• [What is being asked] Pull out each line of the records holding the string "have".

>> Begin Recorded information

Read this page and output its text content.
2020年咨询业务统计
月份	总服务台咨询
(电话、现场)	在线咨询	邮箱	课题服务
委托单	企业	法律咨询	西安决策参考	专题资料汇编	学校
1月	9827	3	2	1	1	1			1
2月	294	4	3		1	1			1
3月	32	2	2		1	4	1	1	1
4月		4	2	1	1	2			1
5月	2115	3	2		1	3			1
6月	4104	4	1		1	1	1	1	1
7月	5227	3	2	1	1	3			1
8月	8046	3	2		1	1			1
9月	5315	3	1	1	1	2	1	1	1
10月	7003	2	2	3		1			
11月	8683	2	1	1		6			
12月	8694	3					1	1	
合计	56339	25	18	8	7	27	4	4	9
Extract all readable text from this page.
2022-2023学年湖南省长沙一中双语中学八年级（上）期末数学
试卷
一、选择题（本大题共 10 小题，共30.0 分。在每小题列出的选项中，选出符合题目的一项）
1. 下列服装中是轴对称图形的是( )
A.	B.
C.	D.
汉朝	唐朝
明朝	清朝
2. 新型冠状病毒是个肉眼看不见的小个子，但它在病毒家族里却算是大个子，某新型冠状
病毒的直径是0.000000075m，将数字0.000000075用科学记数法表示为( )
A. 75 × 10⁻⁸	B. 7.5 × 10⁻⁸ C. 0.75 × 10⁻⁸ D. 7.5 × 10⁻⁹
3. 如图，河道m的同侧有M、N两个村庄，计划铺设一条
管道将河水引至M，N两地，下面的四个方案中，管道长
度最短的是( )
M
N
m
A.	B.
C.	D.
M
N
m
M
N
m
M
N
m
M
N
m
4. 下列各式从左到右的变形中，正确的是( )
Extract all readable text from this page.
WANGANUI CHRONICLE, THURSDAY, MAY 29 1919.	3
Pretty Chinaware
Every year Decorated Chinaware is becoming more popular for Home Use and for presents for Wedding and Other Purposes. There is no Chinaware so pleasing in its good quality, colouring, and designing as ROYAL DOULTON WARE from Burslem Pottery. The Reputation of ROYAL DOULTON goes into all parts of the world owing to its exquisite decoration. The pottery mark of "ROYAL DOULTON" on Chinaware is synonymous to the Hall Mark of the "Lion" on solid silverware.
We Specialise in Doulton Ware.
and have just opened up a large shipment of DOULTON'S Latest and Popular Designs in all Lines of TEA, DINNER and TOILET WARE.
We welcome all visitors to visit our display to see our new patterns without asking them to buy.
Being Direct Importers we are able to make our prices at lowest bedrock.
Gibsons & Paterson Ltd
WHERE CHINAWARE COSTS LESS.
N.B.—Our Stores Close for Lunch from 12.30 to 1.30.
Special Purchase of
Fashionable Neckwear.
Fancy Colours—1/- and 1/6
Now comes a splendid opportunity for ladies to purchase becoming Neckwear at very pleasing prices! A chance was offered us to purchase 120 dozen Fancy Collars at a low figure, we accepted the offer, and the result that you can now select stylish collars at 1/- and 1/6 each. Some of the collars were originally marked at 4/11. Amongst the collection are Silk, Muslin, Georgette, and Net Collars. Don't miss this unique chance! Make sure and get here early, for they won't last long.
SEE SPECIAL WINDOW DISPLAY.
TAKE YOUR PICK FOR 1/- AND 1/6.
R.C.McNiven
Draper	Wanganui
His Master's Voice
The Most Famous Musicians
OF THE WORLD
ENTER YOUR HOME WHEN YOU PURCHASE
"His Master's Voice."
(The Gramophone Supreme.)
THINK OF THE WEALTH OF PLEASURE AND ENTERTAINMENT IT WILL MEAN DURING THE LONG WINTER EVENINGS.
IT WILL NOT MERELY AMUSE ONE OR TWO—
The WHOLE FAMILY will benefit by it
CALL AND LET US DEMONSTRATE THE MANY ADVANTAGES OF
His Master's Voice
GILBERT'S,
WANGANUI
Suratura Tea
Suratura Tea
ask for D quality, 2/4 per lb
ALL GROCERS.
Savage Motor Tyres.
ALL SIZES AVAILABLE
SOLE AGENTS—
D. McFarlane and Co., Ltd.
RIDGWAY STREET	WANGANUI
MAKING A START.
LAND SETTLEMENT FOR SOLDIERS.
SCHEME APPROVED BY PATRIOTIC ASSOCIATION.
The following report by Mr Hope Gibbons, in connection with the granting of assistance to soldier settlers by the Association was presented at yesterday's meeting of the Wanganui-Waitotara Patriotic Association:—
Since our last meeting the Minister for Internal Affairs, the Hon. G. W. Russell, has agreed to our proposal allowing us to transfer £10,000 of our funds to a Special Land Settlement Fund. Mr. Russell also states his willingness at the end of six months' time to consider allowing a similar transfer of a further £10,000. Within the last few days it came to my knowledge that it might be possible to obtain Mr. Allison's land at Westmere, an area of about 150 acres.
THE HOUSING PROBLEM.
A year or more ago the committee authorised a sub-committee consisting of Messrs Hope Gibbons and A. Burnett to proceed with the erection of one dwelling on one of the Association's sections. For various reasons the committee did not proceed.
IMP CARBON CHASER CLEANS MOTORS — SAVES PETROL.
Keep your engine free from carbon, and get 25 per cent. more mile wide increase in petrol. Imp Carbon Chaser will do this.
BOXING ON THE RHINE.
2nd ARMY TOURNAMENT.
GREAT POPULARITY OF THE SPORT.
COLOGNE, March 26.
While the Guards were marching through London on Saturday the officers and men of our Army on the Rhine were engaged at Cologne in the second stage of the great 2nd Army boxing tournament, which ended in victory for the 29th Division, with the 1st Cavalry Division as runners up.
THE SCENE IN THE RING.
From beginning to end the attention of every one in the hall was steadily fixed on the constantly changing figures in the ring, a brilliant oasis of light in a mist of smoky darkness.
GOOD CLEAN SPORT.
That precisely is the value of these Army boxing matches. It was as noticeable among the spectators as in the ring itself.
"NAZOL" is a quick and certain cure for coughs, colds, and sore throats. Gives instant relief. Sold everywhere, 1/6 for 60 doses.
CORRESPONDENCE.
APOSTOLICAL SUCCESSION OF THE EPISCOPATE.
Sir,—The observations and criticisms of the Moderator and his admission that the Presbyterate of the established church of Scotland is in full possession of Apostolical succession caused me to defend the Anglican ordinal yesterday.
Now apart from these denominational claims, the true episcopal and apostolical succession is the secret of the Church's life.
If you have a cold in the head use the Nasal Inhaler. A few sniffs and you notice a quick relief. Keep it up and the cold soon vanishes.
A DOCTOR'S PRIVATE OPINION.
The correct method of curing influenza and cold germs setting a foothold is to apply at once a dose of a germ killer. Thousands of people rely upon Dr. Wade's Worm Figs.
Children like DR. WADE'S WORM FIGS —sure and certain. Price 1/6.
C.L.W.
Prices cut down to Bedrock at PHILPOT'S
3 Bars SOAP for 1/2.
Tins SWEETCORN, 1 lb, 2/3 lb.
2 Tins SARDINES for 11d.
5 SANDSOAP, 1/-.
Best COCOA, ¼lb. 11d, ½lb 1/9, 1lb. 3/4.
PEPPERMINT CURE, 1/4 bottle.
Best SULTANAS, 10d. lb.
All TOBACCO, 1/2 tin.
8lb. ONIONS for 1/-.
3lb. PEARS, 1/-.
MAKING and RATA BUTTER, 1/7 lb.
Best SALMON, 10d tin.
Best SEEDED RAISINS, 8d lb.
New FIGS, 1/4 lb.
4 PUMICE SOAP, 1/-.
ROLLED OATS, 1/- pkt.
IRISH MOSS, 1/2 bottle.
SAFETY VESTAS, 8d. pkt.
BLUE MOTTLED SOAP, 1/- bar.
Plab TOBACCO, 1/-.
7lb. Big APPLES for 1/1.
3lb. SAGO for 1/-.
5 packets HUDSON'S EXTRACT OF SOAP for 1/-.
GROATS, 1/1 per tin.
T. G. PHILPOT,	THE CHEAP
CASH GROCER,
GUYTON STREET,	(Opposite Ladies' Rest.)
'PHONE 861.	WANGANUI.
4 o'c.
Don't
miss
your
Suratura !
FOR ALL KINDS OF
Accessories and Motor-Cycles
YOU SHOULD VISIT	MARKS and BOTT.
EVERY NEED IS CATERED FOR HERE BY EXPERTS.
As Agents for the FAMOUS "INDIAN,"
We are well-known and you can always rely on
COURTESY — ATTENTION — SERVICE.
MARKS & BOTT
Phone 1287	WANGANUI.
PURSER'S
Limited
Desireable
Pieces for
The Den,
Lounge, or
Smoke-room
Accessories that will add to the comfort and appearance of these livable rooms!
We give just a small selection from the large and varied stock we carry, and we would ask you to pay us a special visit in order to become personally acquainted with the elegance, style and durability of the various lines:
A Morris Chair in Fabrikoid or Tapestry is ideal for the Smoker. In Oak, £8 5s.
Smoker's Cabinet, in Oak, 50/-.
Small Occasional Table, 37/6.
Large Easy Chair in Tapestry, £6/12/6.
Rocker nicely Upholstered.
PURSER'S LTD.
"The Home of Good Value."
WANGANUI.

>> End Recorded information

• [Answer]
and have just opened up a large shipment of DOULTON'S Latest and Popular Designs in all Lines of TEA, DINNER and TOILET WARE.
If you have a cold in the head use the Nasal Inhaler. A few sniffs and you notice a quick relief. Keep it up and the cold soon vanishes.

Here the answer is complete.